*** Supplied passage Section Begins ***

Multiscale synchrotron microtomography imaging of kerogen lenses in organic-rich shales from the Norwegian Continental Shelf

Abstract

Kerogen lens shape and size distribution control how organic-rich shales may behave as either source or seal rocks. Prior to thermal conversion, kerogen is a brittle, load-bearing constituent of the shale matrix. During thermal maturation, kerogen lenses become more ductile, and hydrocarbon expulsion may lead to the creation of microfractures, a process controlled not only by temperature and pressure but also by the size and shape of kerogen lenses and their total content in the rock. Here, we use high-resolution multiscale synchrotron microtomography imaging of centimeter-scale shale rock samples collected in two boreholes at different depths in the North Sea and the Barents Sea, respectively. From these three-dimensional microtomography data, we quantify the various shapes of kerogen lenses and discuss how each step of a kerogen lens's life-cycle (i.e. original biological structure, deposition, degradation, and diagenesis) impacted its shape before catagenesis. We quantify the relationship between kerogen volume and the number of kerogen lenses in a given rock volume. The relationship between total organic carbon (TOC) content and the average kerogen lens volume is also measured. For a given rock volume, results show that organic content increases with the number of kerogen lenses up to a point (~8–12 wt% TOC) above which TOC continues to increase, but the number of kerogen lenses decreases. These results combined with kerogen lens orientation may control microfracturing during kerogen maturation.

*** Supplied passage Section Ends ***
*** Stored data Section Begins ***

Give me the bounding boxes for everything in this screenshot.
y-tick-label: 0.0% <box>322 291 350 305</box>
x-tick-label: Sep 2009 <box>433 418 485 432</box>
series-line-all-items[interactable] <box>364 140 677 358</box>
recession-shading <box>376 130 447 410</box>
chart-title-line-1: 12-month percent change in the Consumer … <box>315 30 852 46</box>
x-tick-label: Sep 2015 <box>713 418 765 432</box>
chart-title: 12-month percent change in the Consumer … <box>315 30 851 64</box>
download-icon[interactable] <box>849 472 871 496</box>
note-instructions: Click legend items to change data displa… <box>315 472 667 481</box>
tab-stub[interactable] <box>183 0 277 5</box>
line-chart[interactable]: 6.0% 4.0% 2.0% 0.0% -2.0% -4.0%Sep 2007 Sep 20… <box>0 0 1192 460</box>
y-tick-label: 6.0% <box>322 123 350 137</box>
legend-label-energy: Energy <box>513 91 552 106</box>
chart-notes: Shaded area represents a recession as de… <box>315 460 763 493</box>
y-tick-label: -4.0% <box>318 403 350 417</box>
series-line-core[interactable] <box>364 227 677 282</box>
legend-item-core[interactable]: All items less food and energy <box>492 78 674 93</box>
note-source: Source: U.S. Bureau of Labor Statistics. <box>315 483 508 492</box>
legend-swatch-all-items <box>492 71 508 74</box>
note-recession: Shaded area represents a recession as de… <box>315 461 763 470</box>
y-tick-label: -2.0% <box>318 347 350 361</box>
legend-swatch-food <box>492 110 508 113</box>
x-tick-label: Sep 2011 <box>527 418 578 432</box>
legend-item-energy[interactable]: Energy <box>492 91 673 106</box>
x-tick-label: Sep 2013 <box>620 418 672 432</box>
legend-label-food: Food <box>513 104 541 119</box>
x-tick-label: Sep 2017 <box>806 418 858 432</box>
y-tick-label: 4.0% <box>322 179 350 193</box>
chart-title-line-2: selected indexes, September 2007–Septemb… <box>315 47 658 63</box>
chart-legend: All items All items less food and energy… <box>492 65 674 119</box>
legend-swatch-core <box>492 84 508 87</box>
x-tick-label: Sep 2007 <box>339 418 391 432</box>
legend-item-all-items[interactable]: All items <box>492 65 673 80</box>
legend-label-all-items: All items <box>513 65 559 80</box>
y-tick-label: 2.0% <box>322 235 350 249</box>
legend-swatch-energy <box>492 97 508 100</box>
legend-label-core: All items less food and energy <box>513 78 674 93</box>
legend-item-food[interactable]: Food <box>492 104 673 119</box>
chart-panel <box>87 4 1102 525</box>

*** Stored data Section Ends ***

_Your tasks_
**A.** Rewrite the kerogen abstract's paragraph beginning "Kerogen lens shape and size distribution" as a concise bulleted list that keeps its main facts.
**B.** Translate this sentence from the kerogen abstract into Spanish: "Prior to thermal conversion, kerogen is a brittle, load-bearing constituent of the shale matrix."
**C.** According to the kerogen abstract, why do the size and shape of kerogen lenses matter during thermal maturation?

_Replies_
**A.**
- Kerogen lens shape and size distribution determine whether organic-rich shales act as source or seal rocks.
- Before thermal conversion, kerogen is brittle and load-bearing. During maturation it becomes more ductile, and hydrocarbon expulsion may create microfractures.
- Microfracturing depends on temperature, pressure, and kerogen lens size, shape, and total content.
- Centimeter-scale shale samples from two boreholes at different depths, one in the North Sea and one in the Barents Sea, were imaged with high-resolution multiscale synchrotron microtomography.
- The 3D data were used to quantify lens shapes and to discuss how each life-cycle step affected shape before catagenesis. Those steps are original biological structure, deposition, degradation, and diagenesis.
- The study measured kerogen volume against the number of lenses, and TOC against average lens volume.
- Organic content rises with lens number up to about 8–12 wt% TOC. Above that, TOC keeps rising while lens number falls.
- These results, together with lens orientation, may control microfracturing during maturation.

**B.** Antes de la conversión térmica, el querógeno es un componente frágil y portante de la matriz de la lutita.

**C.** During thermal maturation, hydrocarbon expulsion may create microfractures. That process depends not only on temperature and pressure but also on the size and shape of the kerogen lenses and their total content in the rock.